Exactly as written, please set down all of the entries again, with no pictures.

########

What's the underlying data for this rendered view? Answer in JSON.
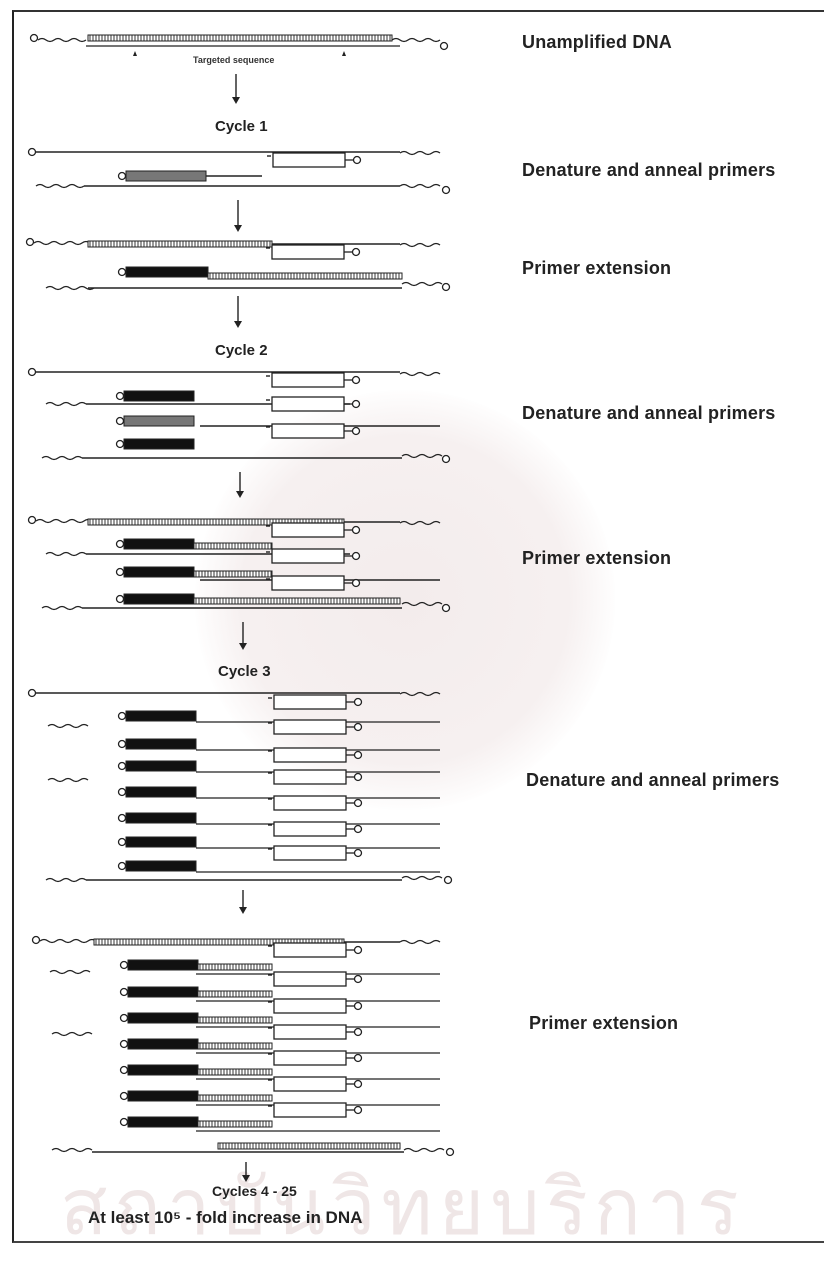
{
  "header": {
    "targeted_sequence": "Targeted sequence"
  },
  "steps": [
    {
      "id": "unamplified",
      "label": "Unamplified DNA"
    },
    {
      "id": "cycle1_denature",
      "label": "Denature and anneal primers"
    },
    {
      "id": "cycle1_extension",
      "label": "Primer extension"
    },
    {
      "id": "cycle2_denature",
      "label": "Denature and anneal primers"
    },
    {
      "id": "cycle2_extension",
      "label": "Primer extension"
    },
    {
      "id": "cycle3_denature",
      "label": "Denature and anneal primers"
    },
    {
      "id": "cycle3_extension",
      "label": "Primer extension"
    }
  ],
  "cycles": [
    "Cycle 1",
    "Cycle 2",
    "Cycle 3"
  ],
  "footer": {
    "cycles_range": "Cycles 4 - 25",
    "fold_increase": "At least 10⁵ - fold increase in DNA"
  },
  "watermark": {
    "text": "สถาบันวิทยบริการ"
  },
  "colors": {
    "ink": "#222222",
    "primer_fill": "#111111",
    "primer_fill_cycle1": "#777777",
    "watermark": "#efe6e6"
  }
}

########

Output below:
What's the underlying data for this rendered view? Answer in JSON.
{
  "header": {
    "targeted_sequence": "Targeted sequence"
  },
  "steps": [
    {
      "id": "unamplified",
      "label": "Unamplified DNA"
    },
    {
      "id": "cycle1_denature",
      "label": "Denature and anneal primers"
    },
    {
      "id": "cycle1_extension",
      "label": "Primer extension"
    },
    {
      "id": "cycle2_denature",
      "label": "Denature and anneal primers"
    },
    {
      "id": "cycle2_extension",
      "label": "Primer extension"
    },
    {
      "id": "cycle3_denature",
      "label": "Denature and anneal primers"
    },
    {
      "id": "cycle3_extension",
      "label": "Primer extension"
    }
  ],
  "cycles": [
    "Cycle 1",
    "Cycle 2",
    "Cycle 3"
  ],
  "footer": {
    "cycles_range": "Cycles 4 - 25",
    "fold_increase": "At least 10⁵ - fold increase in DNA"
  },
  "watermark": {
    "text": "สถาบันวิทยบริการ"
  },
  "colors": {
    "ink": "#222222",
    "primer_fill": "#111111",
    "primer_fill_cycle1": "#777777",
    "watermark": "#efe6e6"
  }
}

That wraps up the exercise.